Given task
From the line containing "Read out every word on this page." down to the last line of the listing, quote everything word for word, and nothing else, keeping pictures out.

--------------------------------

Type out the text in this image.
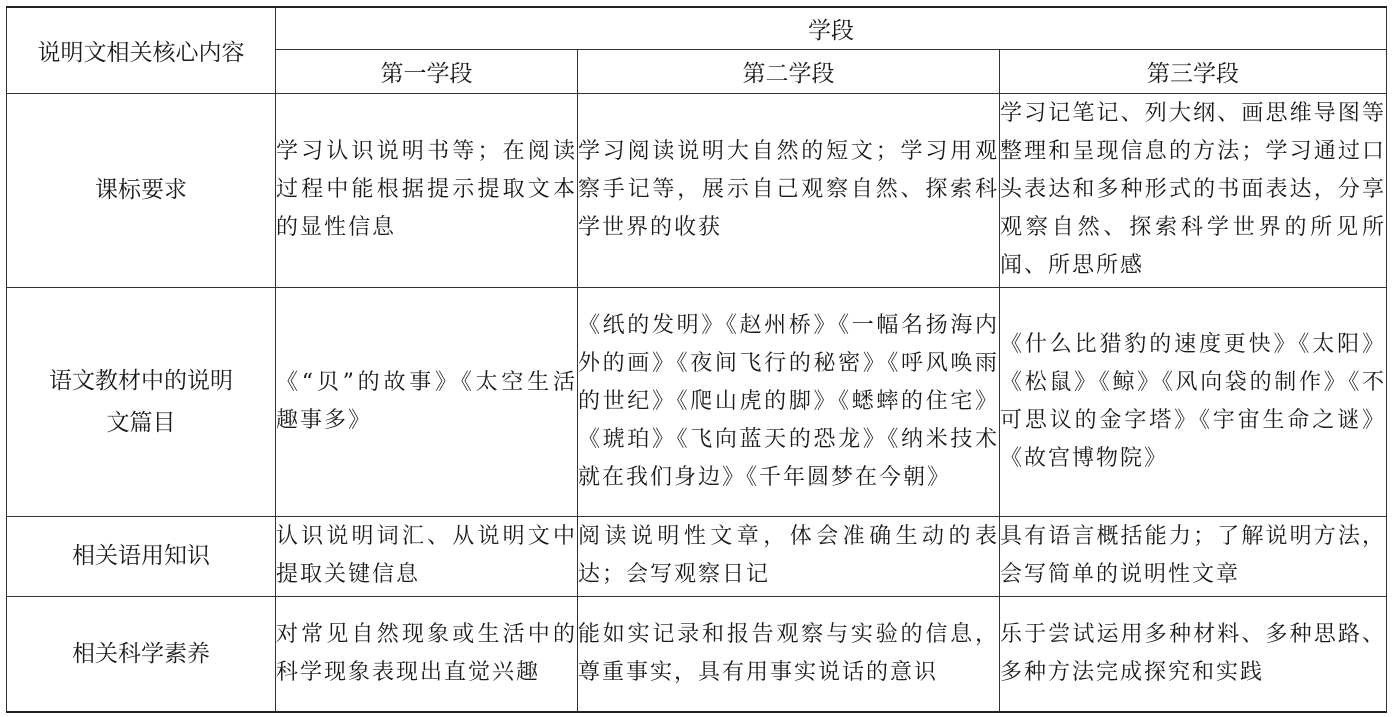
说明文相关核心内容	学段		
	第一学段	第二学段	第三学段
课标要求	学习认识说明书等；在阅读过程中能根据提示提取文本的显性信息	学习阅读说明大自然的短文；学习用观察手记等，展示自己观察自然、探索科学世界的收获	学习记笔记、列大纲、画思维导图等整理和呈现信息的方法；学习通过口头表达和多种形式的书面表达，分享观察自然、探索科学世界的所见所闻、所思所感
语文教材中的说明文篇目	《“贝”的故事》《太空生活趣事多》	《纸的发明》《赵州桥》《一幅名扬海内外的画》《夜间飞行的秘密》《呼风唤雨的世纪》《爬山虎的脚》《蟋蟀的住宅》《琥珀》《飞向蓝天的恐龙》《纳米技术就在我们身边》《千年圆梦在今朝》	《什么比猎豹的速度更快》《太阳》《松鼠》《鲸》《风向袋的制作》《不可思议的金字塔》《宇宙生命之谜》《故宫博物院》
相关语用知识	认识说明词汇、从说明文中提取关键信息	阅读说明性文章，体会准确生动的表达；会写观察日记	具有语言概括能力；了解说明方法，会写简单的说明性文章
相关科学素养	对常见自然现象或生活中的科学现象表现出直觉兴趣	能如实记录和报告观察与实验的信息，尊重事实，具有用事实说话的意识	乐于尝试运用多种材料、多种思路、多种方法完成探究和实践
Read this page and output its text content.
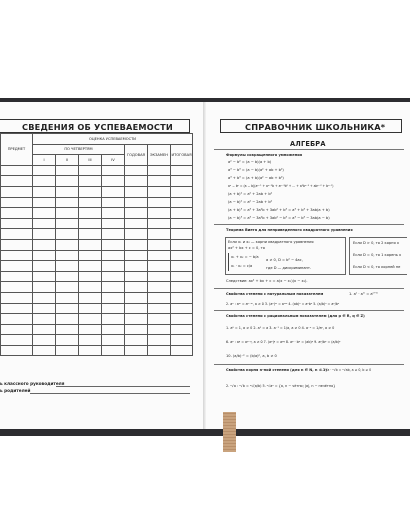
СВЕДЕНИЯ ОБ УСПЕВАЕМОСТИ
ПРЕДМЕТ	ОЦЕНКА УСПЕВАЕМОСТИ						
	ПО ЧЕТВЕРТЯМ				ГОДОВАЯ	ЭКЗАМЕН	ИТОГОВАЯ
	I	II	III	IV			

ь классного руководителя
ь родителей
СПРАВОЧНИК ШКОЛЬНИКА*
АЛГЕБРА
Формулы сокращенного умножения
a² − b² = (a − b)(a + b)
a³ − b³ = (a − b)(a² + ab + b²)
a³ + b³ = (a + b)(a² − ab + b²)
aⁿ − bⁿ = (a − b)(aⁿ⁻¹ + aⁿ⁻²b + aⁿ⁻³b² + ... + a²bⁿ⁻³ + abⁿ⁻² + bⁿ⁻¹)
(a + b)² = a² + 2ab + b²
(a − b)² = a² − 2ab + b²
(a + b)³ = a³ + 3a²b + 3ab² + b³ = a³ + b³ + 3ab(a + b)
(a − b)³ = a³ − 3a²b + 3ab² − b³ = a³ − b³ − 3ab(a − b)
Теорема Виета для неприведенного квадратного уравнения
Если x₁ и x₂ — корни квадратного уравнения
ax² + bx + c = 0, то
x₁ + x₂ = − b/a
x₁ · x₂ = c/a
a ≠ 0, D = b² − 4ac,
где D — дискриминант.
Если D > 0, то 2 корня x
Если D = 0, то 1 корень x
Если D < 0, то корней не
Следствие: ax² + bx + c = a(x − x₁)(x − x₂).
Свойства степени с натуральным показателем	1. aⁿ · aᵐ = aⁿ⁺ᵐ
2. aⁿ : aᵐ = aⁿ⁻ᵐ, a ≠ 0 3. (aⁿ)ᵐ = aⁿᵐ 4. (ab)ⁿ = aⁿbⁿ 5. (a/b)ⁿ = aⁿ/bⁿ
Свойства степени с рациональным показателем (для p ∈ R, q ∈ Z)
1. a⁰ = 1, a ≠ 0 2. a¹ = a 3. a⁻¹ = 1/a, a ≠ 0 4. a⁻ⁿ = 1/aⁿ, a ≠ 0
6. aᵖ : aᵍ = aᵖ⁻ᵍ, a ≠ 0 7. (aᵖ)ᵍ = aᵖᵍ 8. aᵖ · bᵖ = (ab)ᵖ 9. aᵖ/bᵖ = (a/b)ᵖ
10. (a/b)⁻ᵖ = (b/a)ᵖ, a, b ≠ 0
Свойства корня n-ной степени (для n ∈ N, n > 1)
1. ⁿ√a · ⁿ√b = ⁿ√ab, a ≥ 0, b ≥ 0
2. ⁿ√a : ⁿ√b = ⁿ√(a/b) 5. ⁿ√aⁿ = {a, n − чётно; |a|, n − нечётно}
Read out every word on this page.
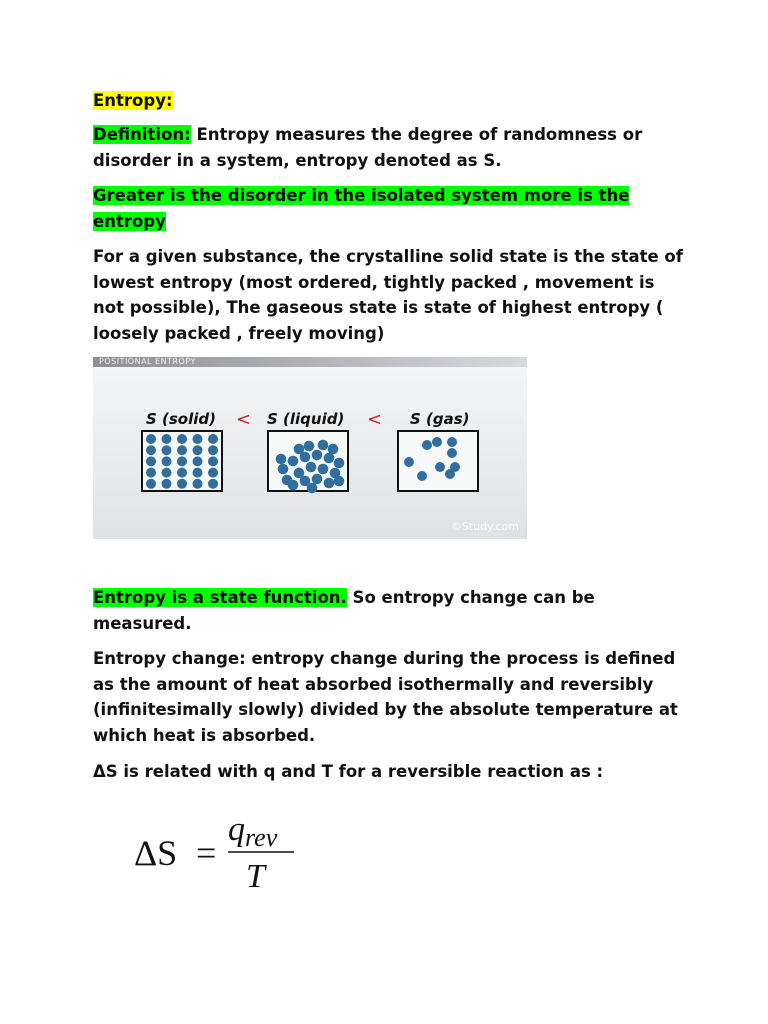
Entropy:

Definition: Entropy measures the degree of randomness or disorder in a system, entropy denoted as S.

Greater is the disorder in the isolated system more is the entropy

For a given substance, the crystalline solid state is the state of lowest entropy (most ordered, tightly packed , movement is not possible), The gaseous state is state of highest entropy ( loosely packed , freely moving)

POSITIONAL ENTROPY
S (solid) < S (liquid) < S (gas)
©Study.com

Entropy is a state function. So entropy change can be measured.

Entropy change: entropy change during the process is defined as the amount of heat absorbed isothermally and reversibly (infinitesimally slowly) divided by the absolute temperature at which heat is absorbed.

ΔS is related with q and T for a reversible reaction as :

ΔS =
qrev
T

--------------------------------

Solution below
Read out every word on this page.
Entropy:

Definition: Entropy measures the degree of randomness or disorder in a system, entropy denoted as S.

Greater is the disorder in the isolated system more is the entropy

For a given substance, the crystalline solid state is the state of lowest entropy (most ordered, tightly packed , movement is not possible), The gaseous state is state of highest entropy ( loosely packed , freely moving)

POSITIONAL ENTROPY
S (solid) < S (liquid) < S (gas)
©Study.com

Entropy is a state function. So entropy change can be measured.

Entropy change: entropy change during the process is defined as the amount of heat absorbed isothermally and reversibly (infinitesimally slowly) divided by the absolute temperature at which heat is absorbed.

ΔS is related with q and T for a reversible reaction as :

ΔS =
qrev
T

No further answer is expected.